■ SHORT EXERCISE ■
Search the records for "нельготным". Copy every line where it appears.
-- start GIVEN INFORMATION --
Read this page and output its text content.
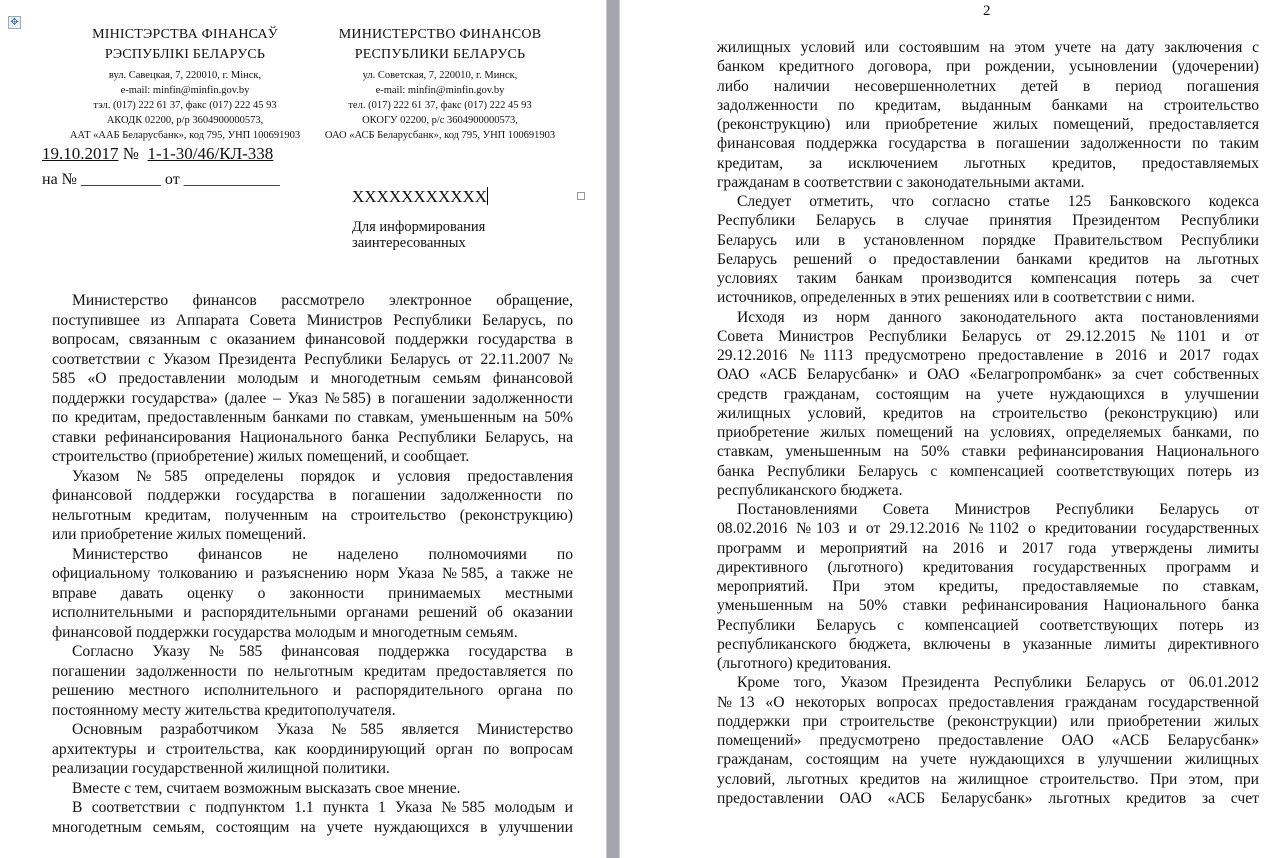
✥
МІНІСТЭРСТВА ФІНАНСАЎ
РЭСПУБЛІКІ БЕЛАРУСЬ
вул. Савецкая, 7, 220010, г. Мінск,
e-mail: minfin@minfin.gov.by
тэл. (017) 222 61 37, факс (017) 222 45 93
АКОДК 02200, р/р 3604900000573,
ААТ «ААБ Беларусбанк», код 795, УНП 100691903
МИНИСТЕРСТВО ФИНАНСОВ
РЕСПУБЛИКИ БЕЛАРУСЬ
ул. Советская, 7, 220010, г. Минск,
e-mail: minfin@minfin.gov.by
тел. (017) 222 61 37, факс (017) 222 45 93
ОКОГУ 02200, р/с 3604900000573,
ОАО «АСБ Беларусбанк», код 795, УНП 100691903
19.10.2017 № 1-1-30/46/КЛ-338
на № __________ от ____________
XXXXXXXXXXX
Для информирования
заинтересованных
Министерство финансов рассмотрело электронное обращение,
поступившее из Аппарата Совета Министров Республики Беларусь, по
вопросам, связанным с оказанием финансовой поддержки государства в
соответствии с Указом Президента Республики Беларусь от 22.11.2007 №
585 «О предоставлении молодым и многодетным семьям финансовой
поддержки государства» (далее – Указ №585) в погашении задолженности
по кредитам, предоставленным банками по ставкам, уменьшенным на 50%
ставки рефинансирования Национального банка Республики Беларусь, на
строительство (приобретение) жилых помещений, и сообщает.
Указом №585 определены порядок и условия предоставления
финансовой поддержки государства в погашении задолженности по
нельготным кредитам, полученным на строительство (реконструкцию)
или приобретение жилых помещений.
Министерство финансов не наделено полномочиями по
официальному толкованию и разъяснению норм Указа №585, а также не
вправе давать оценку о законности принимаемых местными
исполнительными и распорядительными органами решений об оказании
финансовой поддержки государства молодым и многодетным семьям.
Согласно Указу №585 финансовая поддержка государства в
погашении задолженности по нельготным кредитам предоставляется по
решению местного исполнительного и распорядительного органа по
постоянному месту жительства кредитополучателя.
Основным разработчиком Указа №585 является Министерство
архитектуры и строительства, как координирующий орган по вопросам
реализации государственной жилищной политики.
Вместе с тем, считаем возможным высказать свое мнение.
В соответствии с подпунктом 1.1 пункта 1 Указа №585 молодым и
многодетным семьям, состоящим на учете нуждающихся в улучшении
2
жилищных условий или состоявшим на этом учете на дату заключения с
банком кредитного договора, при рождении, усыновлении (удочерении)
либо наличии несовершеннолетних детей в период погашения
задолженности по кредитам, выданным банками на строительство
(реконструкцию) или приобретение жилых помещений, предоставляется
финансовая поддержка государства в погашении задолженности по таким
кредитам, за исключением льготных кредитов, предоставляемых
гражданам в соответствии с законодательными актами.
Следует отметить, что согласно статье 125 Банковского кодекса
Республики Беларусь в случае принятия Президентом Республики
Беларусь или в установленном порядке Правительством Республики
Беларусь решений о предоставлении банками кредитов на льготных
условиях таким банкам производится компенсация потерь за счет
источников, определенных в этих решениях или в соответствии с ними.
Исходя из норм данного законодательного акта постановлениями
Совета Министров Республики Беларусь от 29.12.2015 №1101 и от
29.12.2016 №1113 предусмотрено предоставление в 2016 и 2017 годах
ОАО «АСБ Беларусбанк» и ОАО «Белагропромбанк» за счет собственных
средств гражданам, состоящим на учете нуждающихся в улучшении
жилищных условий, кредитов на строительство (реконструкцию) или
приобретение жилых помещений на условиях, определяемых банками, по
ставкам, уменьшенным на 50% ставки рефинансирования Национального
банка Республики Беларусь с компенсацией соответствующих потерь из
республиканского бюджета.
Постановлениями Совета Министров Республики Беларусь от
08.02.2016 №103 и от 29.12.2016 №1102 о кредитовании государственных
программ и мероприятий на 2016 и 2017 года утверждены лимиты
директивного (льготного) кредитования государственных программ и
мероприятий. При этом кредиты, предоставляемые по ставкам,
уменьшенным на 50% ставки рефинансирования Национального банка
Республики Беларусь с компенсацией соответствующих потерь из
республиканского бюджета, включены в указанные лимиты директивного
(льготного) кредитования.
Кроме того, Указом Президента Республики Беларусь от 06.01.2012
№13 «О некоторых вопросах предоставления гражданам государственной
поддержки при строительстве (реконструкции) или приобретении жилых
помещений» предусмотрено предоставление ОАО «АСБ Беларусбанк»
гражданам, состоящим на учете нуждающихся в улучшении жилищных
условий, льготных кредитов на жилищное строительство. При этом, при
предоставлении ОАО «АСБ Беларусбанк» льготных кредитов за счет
-- end GIVEN INFORMATION --
■ COMPLETE OUTPUT ■
нельготным кредитам, полученным на строительство (реконструкцию)
погашении задолженности по нельготным кредитам предоставляется по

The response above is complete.